INSTRUCTIONS FOR THE TASK → Your task is to reproduce the material exactly.

*** SUPPLIED INFORMATION ***

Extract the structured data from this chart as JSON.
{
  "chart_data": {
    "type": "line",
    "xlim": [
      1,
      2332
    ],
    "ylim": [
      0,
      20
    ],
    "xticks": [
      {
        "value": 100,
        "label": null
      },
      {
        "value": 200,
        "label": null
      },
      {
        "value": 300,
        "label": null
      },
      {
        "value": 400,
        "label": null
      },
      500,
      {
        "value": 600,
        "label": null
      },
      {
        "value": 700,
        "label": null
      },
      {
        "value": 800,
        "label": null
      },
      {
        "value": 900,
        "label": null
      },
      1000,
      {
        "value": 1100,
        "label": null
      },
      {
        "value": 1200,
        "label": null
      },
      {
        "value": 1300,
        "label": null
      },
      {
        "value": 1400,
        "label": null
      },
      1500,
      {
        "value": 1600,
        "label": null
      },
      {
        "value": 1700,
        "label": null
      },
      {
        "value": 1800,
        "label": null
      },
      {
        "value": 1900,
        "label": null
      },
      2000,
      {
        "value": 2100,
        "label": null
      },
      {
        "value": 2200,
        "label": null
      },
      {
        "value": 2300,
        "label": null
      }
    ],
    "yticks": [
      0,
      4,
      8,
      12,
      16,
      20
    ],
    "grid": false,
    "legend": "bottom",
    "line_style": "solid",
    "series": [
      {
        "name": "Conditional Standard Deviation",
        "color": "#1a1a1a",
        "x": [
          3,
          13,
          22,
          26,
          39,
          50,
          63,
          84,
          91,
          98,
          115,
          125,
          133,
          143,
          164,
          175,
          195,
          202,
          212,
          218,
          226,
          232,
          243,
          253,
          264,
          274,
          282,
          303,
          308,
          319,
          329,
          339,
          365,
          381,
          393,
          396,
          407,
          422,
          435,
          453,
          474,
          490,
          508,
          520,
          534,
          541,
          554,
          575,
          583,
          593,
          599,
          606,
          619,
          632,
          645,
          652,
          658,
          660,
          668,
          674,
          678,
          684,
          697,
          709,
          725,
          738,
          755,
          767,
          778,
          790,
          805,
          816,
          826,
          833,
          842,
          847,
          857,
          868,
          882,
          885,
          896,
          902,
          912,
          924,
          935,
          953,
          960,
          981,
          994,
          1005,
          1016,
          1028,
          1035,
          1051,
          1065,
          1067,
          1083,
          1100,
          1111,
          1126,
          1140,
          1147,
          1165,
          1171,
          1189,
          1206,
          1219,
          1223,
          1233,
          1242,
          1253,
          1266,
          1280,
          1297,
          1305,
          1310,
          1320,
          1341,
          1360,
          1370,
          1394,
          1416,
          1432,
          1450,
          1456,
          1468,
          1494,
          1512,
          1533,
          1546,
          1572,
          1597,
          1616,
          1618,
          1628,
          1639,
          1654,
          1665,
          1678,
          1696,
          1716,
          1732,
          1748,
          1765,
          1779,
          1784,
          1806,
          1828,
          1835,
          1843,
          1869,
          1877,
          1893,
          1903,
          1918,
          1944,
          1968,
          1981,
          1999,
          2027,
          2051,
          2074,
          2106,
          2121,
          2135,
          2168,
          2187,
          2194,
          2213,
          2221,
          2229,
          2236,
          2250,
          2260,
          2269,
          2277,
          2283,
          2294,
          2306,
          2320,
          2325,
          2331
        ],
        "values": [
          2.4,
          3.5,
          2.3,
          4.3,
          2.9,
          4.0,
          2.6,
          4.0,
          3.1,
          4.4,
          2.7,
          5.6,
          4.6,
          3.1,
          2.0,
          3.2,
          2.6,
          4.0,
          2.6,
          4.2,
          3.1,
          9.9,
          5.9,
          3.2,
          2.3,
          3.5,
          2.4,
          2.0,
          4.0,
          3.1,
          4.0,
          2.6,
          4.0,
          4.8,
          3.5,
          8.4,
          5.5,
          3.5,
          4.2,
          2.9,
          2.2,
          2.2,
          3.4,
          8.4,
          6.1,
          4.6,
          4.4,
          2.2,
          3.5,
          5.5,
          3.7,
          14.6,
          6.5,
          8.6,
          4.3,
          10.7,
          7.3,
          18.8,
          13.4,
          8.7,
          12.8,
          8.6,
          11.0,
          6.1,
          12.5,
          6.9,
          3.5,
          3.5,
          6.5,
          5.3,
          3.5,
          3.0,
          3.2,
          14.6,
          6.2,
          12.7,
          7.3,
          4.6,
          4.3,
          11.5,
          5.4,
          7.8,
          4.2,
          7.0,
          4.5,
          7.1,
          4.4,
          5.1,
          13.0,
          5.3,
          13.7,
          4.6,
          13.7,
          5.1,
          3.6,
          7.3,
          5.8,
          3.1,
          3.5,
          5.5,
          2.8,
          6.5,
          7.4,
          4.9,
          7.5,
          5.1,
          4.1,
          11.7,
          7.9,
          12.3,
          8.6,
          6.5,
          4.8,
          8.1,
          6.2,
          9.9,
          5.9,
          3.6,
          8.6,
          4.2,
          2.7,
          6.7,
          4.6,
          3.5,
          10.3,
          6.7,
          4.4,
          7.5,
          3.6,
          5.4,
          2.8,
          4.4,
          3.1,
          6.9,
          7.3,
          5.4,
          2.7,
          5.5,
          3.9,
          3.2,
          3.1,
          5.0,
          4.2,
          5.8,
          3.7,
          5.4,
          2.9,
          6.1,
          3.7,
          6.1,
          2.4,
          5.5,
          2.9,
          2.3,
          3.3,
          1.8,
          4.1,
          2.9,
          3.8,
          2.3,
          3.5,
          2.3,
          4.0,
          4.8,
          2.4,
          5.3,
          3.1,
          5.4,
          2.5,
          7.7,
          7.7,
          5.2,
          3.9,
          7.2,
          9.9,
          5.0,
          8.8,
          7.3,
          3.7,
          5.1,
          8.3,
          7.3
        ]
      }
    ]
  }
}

***

RESULT OF THE TASK →
Extract the structured data from this chart as JSON.
{
  "chart_data": {
    "type": "line",
    "xlim": [
      1,
      2332
    ],
    "ylim": [
      0,
      20
    ],
    "xticks": [
      {
        "value": 100,
        "label": null
      },
      {
        "value": 200,
        "label": null
      },
      {
        "value": 300,
        "label": null
      },
      {
        "value": 400,
        "label": null
      },
      500,
      {
        "value": 600,
        "label": null
      },
      {
        "value": 700,
        "label": null
      },
      {
        "value": 800,
        "label": null
      },
      {
        "value": 900,
        "label": null
      },
      1000,
      {
        "value": 1100,
        "label": null
      },
      {
        "value": 1200,
        "label": null
      },
      {
        "value": 1300,
        "label": null
      },
      {
        "value": 1400,
        "label": null
      },
      1500,
      {
        "value": 1600,
        "label": null
      },
      {
        "value": 1700,
        "label": null
      },
      {
        "value": 1800,
        "label": null
      },
      {
        "value": 1900,
        "label": null
      },
      2000,
      {
        "value": 2100,
        "label": null
      },
      {
        "value": 2200,
        "label": null
      },
      {
        "value": 2300,
        "label": null
      }
    ],
    "yticks": [
      0,
      4,
      8,
      12,
      16,
      20
    ],
    "grid": false,
    "legend": "bottom",
    "line_style": "solid",
    "series": [
      {
        "name": "Conditional Standard Deviation",
        "color": "#1a1a1a",
        "x": [
          3,
          13,
          22,
          26,
          39,
          50,
          63,
          84,
          91,
          98,
          115,
          125,
          133,
          143,
          164,
          175,
          195,
          202,
          212,
          218,
          226,
          232,
          243,
          253,
          264,
          274,
          282,
          303,
          308,
          319,
          329,
          339,
          365,
          381,
          393,
          396,
          407,
          422,
          435,
          453,
          474,
          490,
          508,
          520,
          534,
          541,
          554,
          575,
          583,
          593,
          599,
          606,
          619,
          632,
          645,
          652,
          658,
          660,
          668,
          674,
          678,
          684,
          697,
          709,
          725,
          738,
          755,
          767,
          778,
          790,
          805,
          816,
          826,
          833,
          842,
          847,
          857,
          868,
          882,
          885,
          896,
          902,
          912,
          924,
          935,
          953,
          960,
          981,
          994,
          1005,
          1016,
          1028,
          1035,
          1051,
          1065,
          1067,
          1083,
          1100,
          1111,
          1126,
          1140,
          1147,
          1165,
          1171,
          1189,
          1206,
          1219,
          1223,
          1233,
          1242,
          1253,
          1266,
          1280,
          1297,
          1305,
          1310,
          1320,
          1341,
          1360,
          1370,
          1394,
          1416,
          1432,
          1450,
          1456,
          1468,
          1494,
          1512,
          1533,
          1546,
          1572,
          1597,
          1616,
          1618,
          1628,
          1639,
          1654,
          1665,
          1678,
          1696,
          1716,
          1732,
          1748,
          1765,
          1779,
          1784,
          1806,
          1828,
          1835,
          1843,
          1869,
          1877,
          1893,
          1903,
          1918,
          1944,
          1968,
          1981,
          1999,
          2027,
          2051,
          2074,
          2106,
          2121,
          2135,
          2168,
          2187,
          2194,
          2213,
          2221,
          2229,
          2236,
          2250,
          2260,
          2269,
          2277,
          2283,
          2294,
          2306,
          2320,
          2325,
          2331
        ],
        "values": [
          2.4,
          3.5,
          2.3,
          4.3,
          2.9,
          4.0,
          2.6,
          4.0,
          3.1,
          4.4,
          2.7,
          5.6,
          4.6,
          3.1,
          2.0,
          3.2,
          2.6,
          4.0,
          2.6,
          4.2,
          3.1,
          9.9,
          5.9,
          3.2,
          2.3,
          3.5,
          2.4,
          2.0,
          4.0,
          3.1,
          4.0,
          2.6,
          4.0,
          4.8,
          3.5,
          8.4,
          5.5,
          3.5,
          4.2,
          2.9,
          2.2,
          2.2,
          3.4,
          8.4,
          6.1,
          4.6,
          4.4,
          2.2,
          3.5,
          5.5,
          3.7,
          14.6,
          6.5,
          8.6,
          4.3,
          10.7,
          7.3,
          18.8,
          13.4,
          8.7,
          12.8,
          8.6,
          11.0,
          6.1,
          12.5,
          6.9,
          3.5,
          3.5,
          6.5,
          5.3,
          3.5,
          3.0,
          3.2,
          14.6,
          6.2,
          12.7,
          7.3,
          4.6,
          4.3,
          11.5,
          5.4,
          7.8,
          4.2,
          7.0,
          4.5,
          7.1,
          4.4,
          5.1,
          13.0,
          5.3,
          13.7,
          4.6,
          13.7,
          5.1,
          3.6,
          7.3,
          5.8,
          3.1,
          3.5,
          5.5,
          2.8,
          6.5,
          7.4,
          4.9,
          7.5,
          5.1,
          4.1,
          11.7,
          7.9,
          12.3,
          8.6,
          6.5,
          4.8,
          8.1,
          6.2,
          9.9,
          5.9,
          3.6,
          8.6,
          4.2,
          2.7,
          6.7,
          4.6,
          3.5,
          10.3,
          6.7,
          4.4,
          7.5,
          3.6,
          5.4,
          2.8,
          4.4,
          3.1,
          6.9,
          7.3,
          5.4,
          2.7,
          5.5,
          3.9,
          3.2,
          3.1,
          5.0,
          4.2,
          5.8,
          3.7,
          5.4,
          2.9,
          6.1,
          3.7,
          6.1,
          2.4,
          5.5,
          2.9,
          2.3,
          3.3,
          1.8,
          4.1,
          2.9,
          3.8,
          2.3,
          3.5,
          2.3,
          4.0,
          4.8,
          2.4,
          5.3,
          3.1,
          5.4,
          2.5,
          7.7,
          7.7,
          5.2,
          3.9,
          7.2,
          9.9,
          5.0,
          8.8,
          7.3,
          3.7,
          5.1,
          8.3,
          7.3
        ]
      }
    ]
  }
}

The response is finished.